> _Instruction_:
Copy all lines in which the word "Pengawasan" can be found.

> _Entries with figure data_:
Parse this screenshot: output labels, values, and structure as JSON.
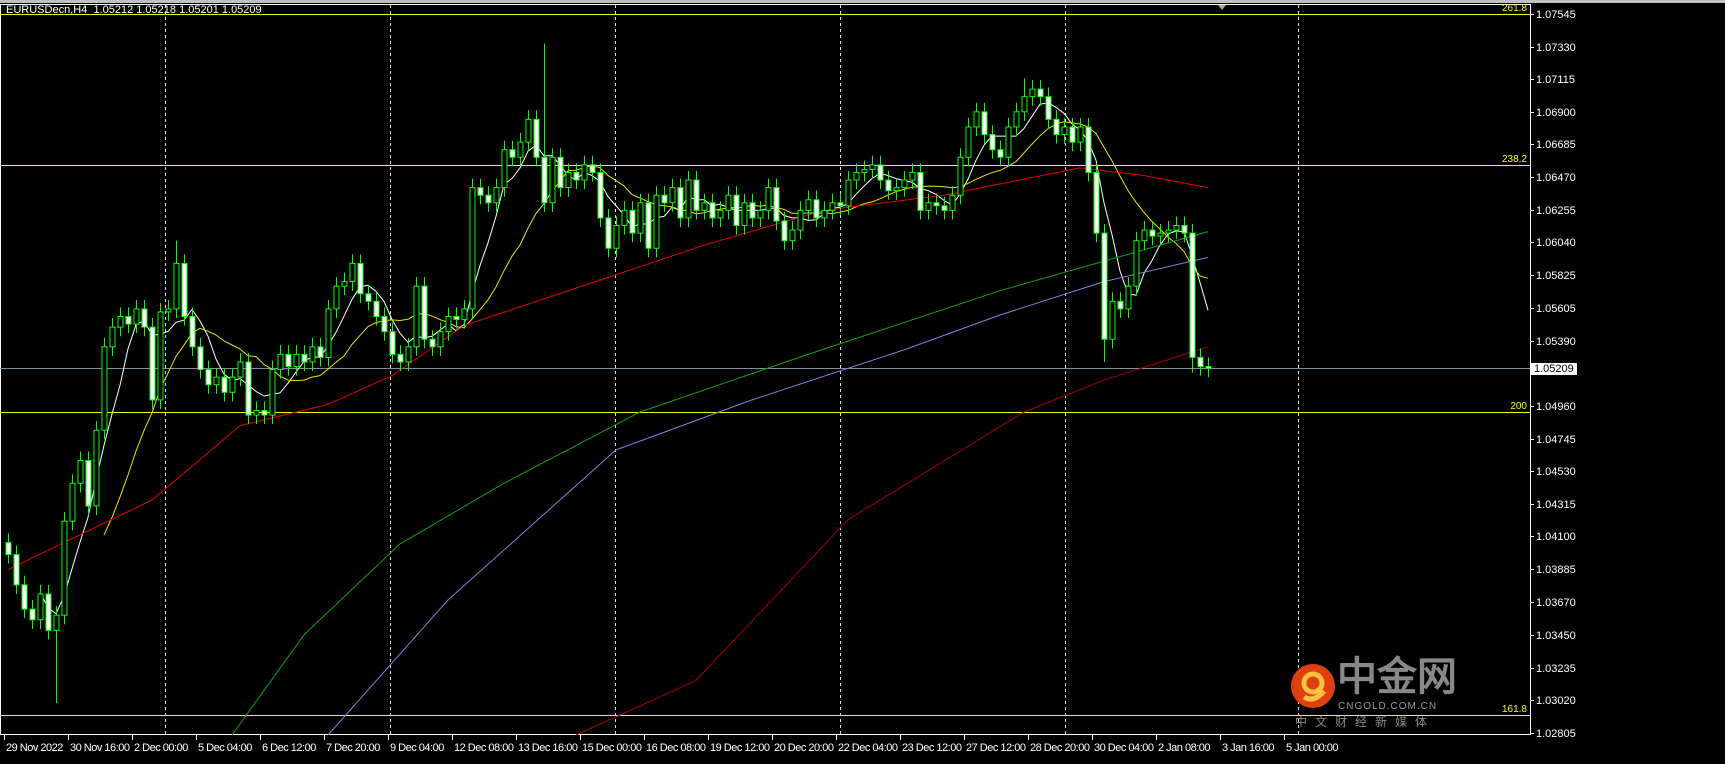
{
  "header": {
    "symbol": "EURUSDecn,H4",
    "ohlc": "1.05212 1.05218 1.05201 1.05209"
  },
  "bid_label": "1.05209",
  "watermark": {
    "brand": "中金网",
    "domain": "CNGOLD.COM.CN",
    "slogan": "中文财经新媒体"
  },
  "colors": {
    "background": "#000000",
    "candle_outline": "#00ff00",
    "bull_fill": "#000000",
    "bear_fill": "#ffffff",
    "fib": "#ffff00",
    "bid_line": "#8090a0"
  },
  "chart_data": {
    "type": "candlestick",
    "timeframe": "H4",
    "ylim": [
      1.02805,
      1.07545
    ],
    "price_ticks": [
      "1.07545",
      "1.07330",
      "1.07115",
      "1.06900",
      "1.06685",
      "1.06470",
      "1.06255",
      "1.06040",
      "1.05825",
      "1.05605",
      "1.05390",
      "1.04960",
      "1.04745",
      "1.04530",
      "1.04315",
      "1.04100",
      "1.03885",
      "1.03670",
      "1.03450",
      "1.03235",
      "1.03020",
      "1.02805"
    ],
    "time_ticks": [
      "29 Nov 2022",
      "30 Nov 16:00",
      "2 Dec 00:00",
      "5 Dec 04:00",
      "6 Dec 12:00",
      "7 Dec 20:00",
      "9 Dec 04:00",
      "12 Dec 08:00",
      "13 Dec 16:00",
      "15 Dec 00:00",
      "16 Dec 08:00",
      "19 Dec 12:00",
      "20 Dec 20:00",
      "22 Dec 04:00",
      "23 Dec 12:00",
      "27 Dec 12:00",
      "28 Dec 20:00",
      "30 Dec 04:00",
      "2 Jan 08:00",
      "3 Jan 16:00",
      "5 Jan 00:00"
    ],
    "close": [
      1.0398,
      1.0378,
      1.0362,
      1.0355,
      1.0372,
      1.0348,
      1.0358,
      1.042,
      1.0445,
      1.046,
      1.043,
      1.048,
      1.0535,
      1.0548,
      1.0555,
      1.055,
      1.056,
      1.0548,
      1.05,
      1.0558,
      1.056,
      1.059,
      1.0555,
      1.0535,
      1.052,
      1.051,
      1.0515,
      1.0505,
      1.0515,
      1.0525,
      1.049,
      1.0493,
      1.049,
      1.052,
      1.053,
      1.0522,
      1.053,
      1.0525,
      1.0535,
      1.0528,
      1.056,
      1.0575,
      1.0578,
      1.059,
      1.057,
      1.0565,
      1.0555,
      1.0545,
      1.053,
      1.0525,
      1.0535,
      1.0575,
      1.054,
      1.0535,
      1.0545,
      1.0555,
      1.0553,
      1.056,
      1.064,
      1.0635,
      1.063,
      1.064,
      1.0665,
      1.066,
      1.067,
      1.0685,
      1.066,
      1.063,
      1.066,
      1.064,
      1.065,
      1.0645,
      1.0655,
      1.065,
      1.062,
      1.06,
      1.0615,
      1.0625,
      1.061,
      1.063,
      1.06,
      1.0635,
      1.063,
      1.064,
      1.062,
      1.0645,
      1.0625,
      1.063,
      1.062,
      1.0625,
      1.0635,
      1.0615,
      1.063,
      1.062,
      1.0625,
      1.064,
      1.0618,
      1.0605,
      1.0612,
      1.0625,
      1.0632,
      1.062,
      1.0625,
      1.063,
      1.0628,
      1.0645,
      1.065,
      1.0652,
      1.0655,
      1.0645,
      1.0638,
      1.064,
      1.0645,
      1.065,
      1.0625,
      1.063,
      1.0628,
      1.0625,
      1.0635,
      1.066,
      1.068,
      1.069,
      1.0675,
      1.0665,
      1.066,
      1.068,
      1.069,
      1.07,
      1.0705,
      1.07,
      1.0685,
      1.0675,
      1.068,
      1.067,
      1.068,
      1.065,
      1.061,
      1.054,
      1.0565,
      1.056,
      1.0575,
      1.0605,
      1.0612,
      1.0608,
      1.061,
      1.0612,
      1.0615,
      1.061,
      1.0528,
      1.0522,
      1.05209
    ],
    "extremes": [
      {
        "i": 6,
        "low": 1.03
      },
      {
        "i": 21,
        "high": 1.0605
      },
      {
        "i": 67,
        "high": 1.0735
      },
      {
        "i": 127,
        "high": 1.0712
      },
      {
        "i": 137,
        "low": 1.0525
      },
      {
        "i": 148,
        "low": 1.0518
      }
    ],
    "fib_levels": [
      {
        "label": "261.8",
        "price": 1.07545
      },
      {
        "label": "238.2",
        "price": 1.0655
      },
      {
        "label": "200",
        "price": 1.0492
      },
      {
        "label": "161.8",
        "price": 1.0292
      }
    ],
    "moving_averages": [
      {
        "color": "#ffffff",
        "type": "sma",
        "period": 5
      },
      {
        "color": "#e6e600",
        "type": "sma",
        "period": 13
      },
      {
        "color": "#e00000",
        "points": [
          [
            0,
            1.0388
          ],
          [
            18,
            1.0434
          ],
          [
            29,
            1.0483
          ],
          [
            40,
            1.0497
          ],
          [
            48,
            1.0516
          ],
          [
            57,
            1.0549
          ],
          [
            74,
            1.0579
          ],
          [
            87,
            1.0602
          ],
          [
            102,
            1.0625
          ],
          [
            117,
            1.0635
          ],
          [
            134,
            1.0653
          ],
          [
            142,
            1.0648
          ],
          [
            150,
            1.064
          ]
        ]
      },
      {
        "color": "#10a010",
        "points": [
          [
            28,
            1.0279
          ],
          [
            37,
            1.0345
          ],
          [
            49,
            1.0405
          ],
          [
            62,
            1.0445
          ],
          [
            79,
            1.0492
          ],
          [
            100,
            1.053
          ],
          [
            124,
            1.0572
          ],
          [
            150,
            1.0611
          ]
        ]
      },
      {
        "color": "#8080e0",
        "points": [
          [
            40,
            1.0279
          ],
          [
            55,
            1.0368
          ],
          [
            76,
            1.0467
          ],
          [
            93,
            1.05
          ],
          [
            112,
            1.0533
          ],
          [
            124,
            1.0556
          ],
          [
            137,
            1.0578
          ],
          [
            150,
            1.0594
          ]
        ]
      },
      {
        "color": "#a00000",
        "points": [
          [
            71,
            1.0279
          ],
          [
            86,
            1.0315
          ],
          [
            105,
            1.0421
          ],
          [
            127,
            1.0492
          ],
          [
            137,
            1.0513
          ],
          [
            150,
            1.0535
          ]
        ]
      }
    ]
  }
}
---
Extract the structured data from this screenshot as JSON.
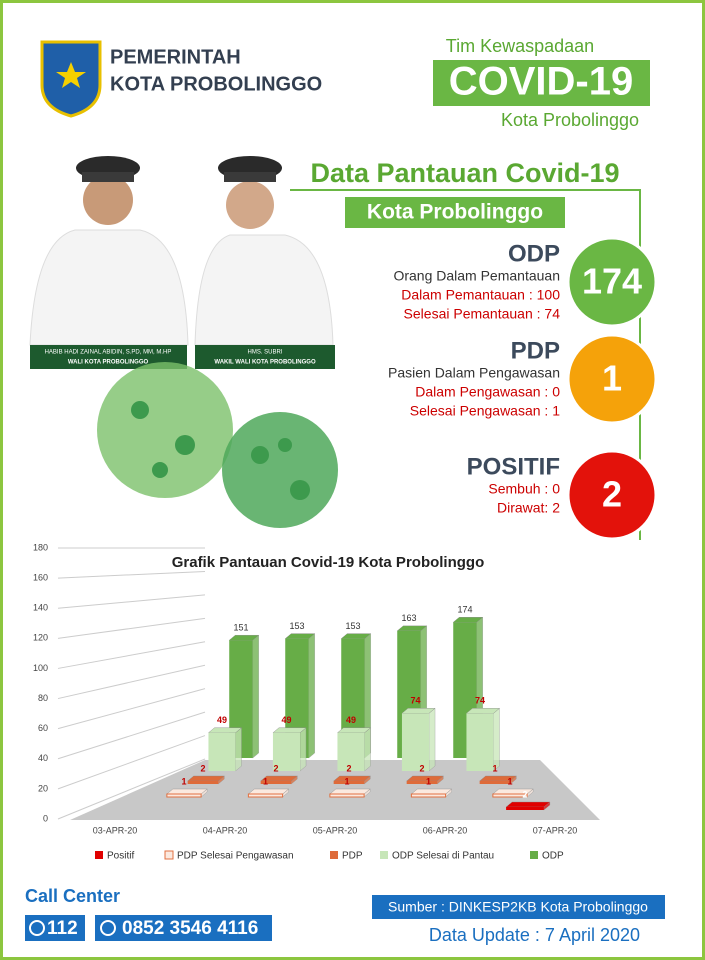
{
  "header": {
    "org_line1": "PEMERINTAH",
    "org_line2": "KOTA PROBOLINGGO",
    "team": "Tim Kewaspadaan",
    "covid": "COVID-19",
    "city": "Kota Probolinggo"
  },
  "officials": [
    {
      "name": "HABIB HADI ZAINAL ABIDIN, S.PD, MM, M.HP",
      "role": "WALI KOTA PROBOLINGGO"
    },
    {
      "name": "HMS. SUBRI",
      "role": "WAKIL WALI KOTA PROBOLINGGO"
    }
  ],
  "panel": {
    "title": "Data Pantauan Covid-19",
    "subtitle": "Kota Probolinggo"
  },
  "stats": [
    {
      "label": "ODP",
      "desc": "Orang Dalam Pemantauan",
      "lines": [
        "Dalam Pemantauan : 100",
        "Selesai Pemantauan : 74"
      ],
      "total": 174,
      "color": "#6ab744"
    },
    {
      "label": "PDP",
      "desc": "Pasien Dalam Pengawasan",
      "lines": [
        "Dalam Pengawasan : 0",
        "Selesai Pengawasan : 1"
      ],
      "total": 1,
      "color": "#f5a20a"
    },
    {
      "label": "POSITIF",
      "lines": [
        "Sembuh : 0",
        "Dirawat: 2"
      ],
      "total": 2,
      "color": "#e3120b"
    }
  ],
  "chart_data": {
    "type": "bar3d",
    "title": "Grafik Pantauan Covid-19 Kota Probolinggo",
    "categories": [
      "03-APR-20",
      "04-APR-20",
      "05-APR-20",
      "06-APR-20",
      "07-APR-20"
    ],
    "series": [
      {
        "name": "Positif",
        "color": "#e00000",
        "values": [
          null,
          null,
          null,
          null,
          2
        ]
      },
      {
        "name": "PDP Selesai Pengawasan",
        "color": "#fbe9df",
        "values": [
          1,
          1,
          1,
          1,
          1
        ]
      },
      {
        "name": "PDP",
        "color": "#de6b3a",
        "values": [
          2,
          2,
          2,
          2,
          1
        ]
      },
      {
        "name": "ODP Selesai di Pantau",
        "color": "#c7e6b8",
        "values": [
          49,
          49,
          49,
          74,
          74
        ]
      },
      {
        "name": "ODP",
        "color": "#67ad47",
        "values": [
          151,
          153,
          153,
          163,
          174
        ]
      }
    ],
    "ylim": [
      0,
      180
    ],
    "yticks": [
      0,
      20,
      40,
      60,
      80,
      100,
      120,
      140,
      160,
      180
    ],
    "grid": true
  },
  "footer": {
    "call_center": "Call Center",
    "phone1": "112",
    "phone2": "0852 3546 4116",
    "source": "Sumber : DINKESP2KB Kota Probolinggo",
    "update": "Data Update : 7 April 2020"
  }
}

> _Full answer_:
      "desc": "Pasien Dalam Pengawasan",
        "Dalam Pengawasan : 0",
        "Selesai Pengawasan : 1"
        "name": "PDP Selesai Pengawasan",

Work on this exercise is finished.